══ Dataset excerpts

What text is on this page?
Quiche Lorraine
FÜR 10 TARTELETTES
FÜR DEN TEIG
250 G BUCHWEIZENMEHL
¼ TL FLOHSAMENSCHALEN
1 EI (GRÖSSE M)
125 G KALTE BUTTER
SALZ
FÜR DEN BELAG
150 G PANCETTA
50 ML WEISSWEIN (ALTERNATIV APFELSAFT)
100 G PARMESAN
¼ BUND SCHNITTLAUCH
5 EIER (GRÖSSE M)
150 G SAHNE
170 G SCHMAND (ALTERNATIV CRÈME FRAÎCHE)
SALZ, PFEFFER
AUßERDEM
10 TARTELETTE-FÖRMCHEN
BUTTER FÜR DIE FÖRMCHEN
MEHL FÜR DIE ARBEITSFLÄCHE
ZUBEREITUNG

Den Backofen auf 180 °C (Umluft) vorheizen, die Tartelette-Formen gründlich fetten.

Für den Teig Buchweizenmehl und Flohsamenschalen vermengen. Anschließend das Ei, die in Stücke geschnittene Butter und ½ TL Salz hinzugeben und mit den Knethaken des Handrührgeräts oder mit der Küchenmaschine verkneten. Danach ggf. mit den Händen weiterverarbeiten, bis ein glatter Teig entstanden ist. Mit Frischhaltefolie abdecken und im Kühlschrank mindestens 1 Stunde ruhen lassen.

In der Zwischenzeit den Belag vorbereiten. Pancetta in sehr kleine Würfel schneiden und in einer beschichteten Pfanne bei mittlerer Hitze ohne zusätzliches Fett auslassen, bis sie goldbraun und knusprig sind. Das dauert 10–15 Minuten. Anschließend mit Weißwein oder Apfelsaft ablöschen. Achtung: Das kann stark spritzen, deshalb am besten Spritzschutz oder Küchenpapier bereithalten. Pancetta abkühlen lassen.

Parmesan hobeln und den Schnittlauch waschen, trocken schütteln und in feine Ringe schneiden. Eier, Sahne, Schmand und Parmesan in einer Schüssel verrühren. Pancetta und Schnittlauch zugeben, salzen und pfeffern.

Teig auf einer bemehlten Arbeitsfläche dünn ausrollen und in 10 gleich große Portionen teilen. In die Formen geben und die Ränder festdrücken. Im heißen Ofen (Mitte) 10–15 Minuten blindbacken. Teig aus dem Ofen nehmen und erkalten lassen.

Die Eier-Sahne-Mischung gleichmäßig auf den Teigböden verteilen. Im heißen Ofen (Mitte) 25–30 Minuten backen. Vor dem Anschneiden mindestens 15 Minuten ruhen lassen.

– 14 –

════

*Instructions for the task*
Repeat the material above in full, quoting it exactly.

*Solution*
What text is on this page?
Quiche Lorraine
FÜR 10 TARTELETTES
FÜR DEN TEIG
250 G BUCHWEIZENMEHL
¼ TL FLOHSAMENSCHALEN
1 EI (GRÖSSE M)
125 G KALTE BUTTER
SALZ
FÜR DEN BELAG
150 G PANCETTA
50 ML WEISSWEIN (ALTERNATIV APFELSAFT)
100 G PARMESAN
¼ BUND SCHNITTLAUCH
5 EIER (GRÖSSE M)
150 G SAHNE
170 G SCHMAND (ALTERNATIV CRÈME FRAÎCHE)
SALZ, PFEFFER
AUßERDEM
10 TARTELETTE-FÖRMCHEN
BUTTER FÜR DIE FÖRMCHEN
MEHL FÜR DIE ARBEITSFLÄCHE
ZUBEREITUNG

Den Backofen auf 180 °C (Umluft) vorheizen, die Tartelette-Formen gründlich fetten.

Für den Teig Buchweizenmehl und Flohsamenschalen vermengen. Anschließend das Ei, die in Stücke geschnittene Butter und ½ TL Salz hinzugeben und mit den Knethaken des Handrührgeräts oder mit der Küchenmaschine verkneten. Danach ggf. mit den Händen weiterverarbeiten, bis ein glatter Teig entstanden ist. Mit Frischhaltefolie abdecken und im Kühlschrank mindestens 1 Stunde ruhen lassen.

In der Zwischenzeit den Belag vorbereiten. Pancetta in sehr kleine Würfel schneiden und in einer beschichteten Pfanne bei mittlerer Hitze ohne zusätzliches Fett auslassen, bis sie goldbraun und knusprig sind. Das dauert 10–15 Minuten. Anschließend mit Weißwein oder Apfelsaft ablöschen. Achtung: Das kann stark spritzen, deshalb am besten Spritzschutz oder Küchenpapier bereithalten. Pancetta abkühlen lassen.

Parmesan hobeln und den Schnittlauch waschen, trocken schütteln und in feine Ringe schneiden. Eier, Sahne, Schmand und Parmesan in einer Schüssel verrühren. Pancetta und Schnittlauch zugeben, salzen und pfeffern.

Teig auf einer bemehlten Arbeitsfläche dünn ausrollen und in 10 gleich große Portionen teilen. In die Formen geben und die Ränder festdrücken. Im heißen Ofen (Mitte) 10–15 Minuten blindbacken. Teig aus dem Ofen nehmen und erkalten lassen.

Die Eier-Sahne-Mischung gleichmäßig auf den Teigböden verteilen. Im heißen Ofen (Mitte) 25–30 Minuten backen. Vor dem Anschneiden mindestens 15 Minuten ruhen lassen.

– 14 –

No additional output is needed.